-- WORK REQUIRED --
Write out the full set of records exactly. Any pictures in them do not belong in the copy.

-- MATERIAL FOR THIS TASK --
--
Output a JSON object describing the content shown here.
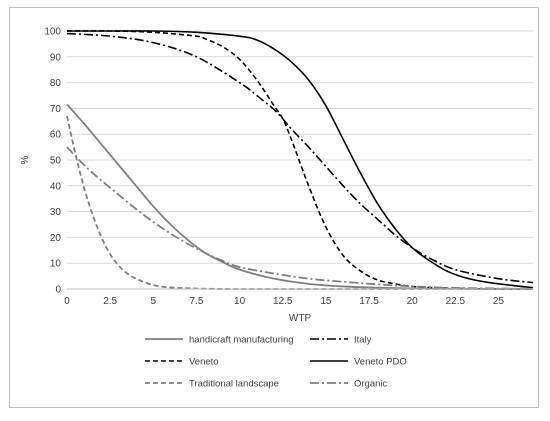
{
  "chart_data": {
    "type": "line",
    "title": "",
    "xlabel": "WTP",
    "ylabel": "%",
    "xlim": [
      0,
      27
    ],
    "ylim": [
      0,
      100
    ],
    "xticks": [
      "0",
      "2.5",
      "5",
      "7.5",
      "10",
      "12.5",
      "15",
      "17.5",
      "20",
      "22.5",
      "25"
    ],
    "yticks": [
      "0",
      "10",
      "20",
      "30",
      "40",
      "50",
      "60",
      "70",
      "80",
      "90",
      "100"
    ],
    "grid": "horizontal",
    "legend_position": "bottom",
    "series": [
      {
        "name": "handicraft manufacturing",
        "color": "#7f7f7f",
        "dash": "solid",
        "x": [
          0,
          1,
          2,
          3,
          4,
          5,
          6,
          7,
          8,
          9,
          10,
          12,
          14,
          16,
          18,
          20,
          22,
          25,
          27
        ],
        "y": [
          71.5,
          64,
          56,
          48,
          40,
          32,
          25,
          19,
          14,
          10.5,
          7.5,
          4,
          2,
          1,
          0.5,
          0.2,
          0.1,
          0,
          0
        ]
      },
      {
        "name": "Italy",
        "color": "#000000",
        "dash": "dashdot",
        "x": [
          0,
          2.5,
          5,
          7.5,
          10,
          11,
          12,
          12.5,
          13,
          14,
          15,
          16,
          17,
          18,
          19,
          20,
          21,
          22.5,
          25,
          27
        ],
        "y": [
          99,
          98,
          95.5,
          90,
          80,
          75,
          69.5,
          66,
          62,
          55,
          47.5,
          40,
          33,
          27,
          21,
          16,
          12,
          7.5,
          4,
          2.5
        ]
      },
      {
        "name": "Veneto",
        "color": "#000000",
        "dash": "dash",
        "x": [
          0,
          2.5,
          5,
          7.5,
          8,
          9,
          10,
          11,
          12,
          12.5,
          13,
          14,
          15,
          16,
          17,
          18,
          19,
          20,
          22,
          25,
          27
        ],
        "y": [
          100,
          100,
          99.5,
          98,
          97,
          94,
          89,
          81,
          71,
          66,
          58,
          40,
          24,
          13,
          7,
          3.5,
          2,
          1,
          0.3,
          0,
          0
        ]
      },
      {
        "name": "Veneto PDO",
        "color": "#000000",
        "dash": "solid",
        "x": [
          0,
          2.5,
          5,
          7.5,
          10,
          11,
          12,
          13,
          14,
          15,
          16,
          17,
          18,
          19,
          20,
          21,
          22,
          23,
          24,
          25,
          27
        ],
        "y": [
          100,
          100,
          100,
          99.5,
          98,
          96.5,
          93,
          88,
          81,
          71,
          58,
          45,
          33,
          23.5,
          16,
          11,
          7,
          4.5,
          3,
          2,
          0.5
        ]
      },
      {
        "name": "Traditional landscape",
        "color": "#7f7f7f",
        "dash": "dash",
        "x": [
          0,
          0.5,
          1,
          1.5,
          2,
          2.5,
          3,
          3.5,
          4,
          5,
          6,
          7,
          8,
          10,
          15,
          20,
          27
        ],
        "y": [
          67,
          52,
          39,
          28.5,
          20,
          13.5,
          9,
          6,
          4,
          1.5,
          0.6,
          0.3,
          0.1,
          0,
          0,
          0,
          0
        ]
      },
      {
        "name": "Organic",
        "color": "#7f7f7f",
        "dash": "dashdot",
        "x": [
          0,
          1,
          2,
          3,
          4,
          5,
          6,
          7,
          8,
          9,
          10,
          12,
          14,
          16,
          18,
          20,
          22,
          25,
          27
        ],
        "y": [
          55,
          48,
          42,
          36.5,
          31,
          26,
          21.5,
          17.5,
          14,
          11,
          8.5,
          6,
          4,
          2.8,
          1.8,
          1,
          0.5,
          0.2,
          0.1
        ]
      }
    ]
  }
}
--
-- ANSWER BELOW --
Output a JSON object describing the content shown here.
{
  "chart_data": {
    "type": "line",
    "title": "",
    "xlabel": "WTP",
    "ylabel": "%",
    "xlim": [
      0,
      27
    ],
    "ylim": [
      0,
      100
    ],
    "xticks": [
      "0",
      "2.5",
      "5",
      "7.5",
      "10",
      "12.5",
      "15",
      "17.5",
      "20",
      "22.5",
      "25"
    ],
    "yticks": [
      "0",
      "10",
      "20",
      "30",
      "40",
      "50",
      "60",
      "70",
      "80",
      "90",
      "100"
    ],
    "grid": "horizontal",
    "legend_position": "bottom",
    "series": [
      {
        "name": "handicraft manufacturing",
        "color": "#7f7f7f",
        "dash": "solid",
        "x": [
          0,
          1,
          2,
          3,
          4,
          5,
          6,
          7,
          8,
          9,
          10,
          12,
          14,
          16,
          18,
          20,
          22,
          25,
          27
        ],
        "y": [
          71.5,
          64,
          56,
          48,
          40,
          32,
          25,
          19,
          14,
          10.5,
          7.5,
          4,
          2,
          1,
          0.5,
          0.2,
          0.1,
          0,
          0
        ]
      },
      {
        "name": "Italy",
        "color": "#000000",
        "dash": "dashdot",
        "x": [
          0,
          2.5,
          5,
          7.5,
          10,
          11,
          12,
          12.5,
          13,
          14,
          15,
          16,
          17,
          18,
          19,
          20,
          21,
          22.5,
          25,
          27
        ],
        "y": [
          99,
          98,
          95.5,
          90,
          80,
          75,
          69.5,
          66,
          62,
          55,
          47.5,
          40,
          33,
          27,
          21,
          16,
          12,
          7.5,
          4,
          2.5
        ]
      },
      {
        "name": "Veneto",
        "color": "#000000",
        "dash": "dash",
        "x": [
          0,
          2.5,
          5,
          7.5,
          8,
          9,
          10,
          11,
          12,
          12.5,
          13,
          14,
          15,
          16,
          17,
          18,
          19,
          20,
          22,
          25,
          27
        ],
        "y": [
          100,
          100,
          99.5,
          98,
          97,
          94,
          89,
          81,
          71,
          66,
          58,
          40,
          24,
          13,
          7,
          3.5,
          2,
          1,
          0.3,
          0,
          0
        ]
      },
      {
        "name": "Veneto PDO",
        "color": "#000000",
        "dash": "solid",
        "x": [
          0,
          2.5,
          5,
          7.5,
          10,
          11,
          12,
          13,
          14,
          15,
          16,
          17,
          18,
          19,
          20,
          21,
          22,
          23,
          24,
          25,
          27
        ],
        "y": [
          100,
          100,
          100,
          99.5,
          98,
          96.5,
          93,
          88,
          81,
          71,
          58,
          45,
          33,
          23.5,
          16,
          11,
          7,
          4.5,
          3,
          2,
          0.5
        ]
      },
      {
        "name": "Traditional landscape",
        "color": "#7f7f7f",
        "dash": "dash",
        "x": [
          0,
          0.5,
          1,
          1.5,
          2,
          2.5,
          3,
          3.5,
          4,
          5,
          6,
          7,
          8,
          10,
          15,
          20,
          27
        ],
        "y": [
          67,
          52,
          39,
          28.5,
          20,
          13.5,
          9,
          6,
          4,
          1.5,
          0.6,
          0.3,
          0.1,
          0,
          0,
          0,
          0
        ]
      },
      {
        "name": "Organic",
        "color": "#7f7f7f",
        "dash": "dashdot",
        "x": [
          0,
          1,
          2,
          3,
          4,
          5,
          6,
          7,
          8,
          9,
          10,
          12,
          14,
          16,
          18,
          20,
          22,
          25,
          27
        ],
        "y": [
          55,
          48,
          42,
          36.5,
          31,
          26,
          21.5,
          17.5,
          14,
          11,
          8.5,
          6,
          4,
          2.8,
          1.8,
          1,
          0.5,
          0.2,
          0.1
        ]
      }
    ]
  }
}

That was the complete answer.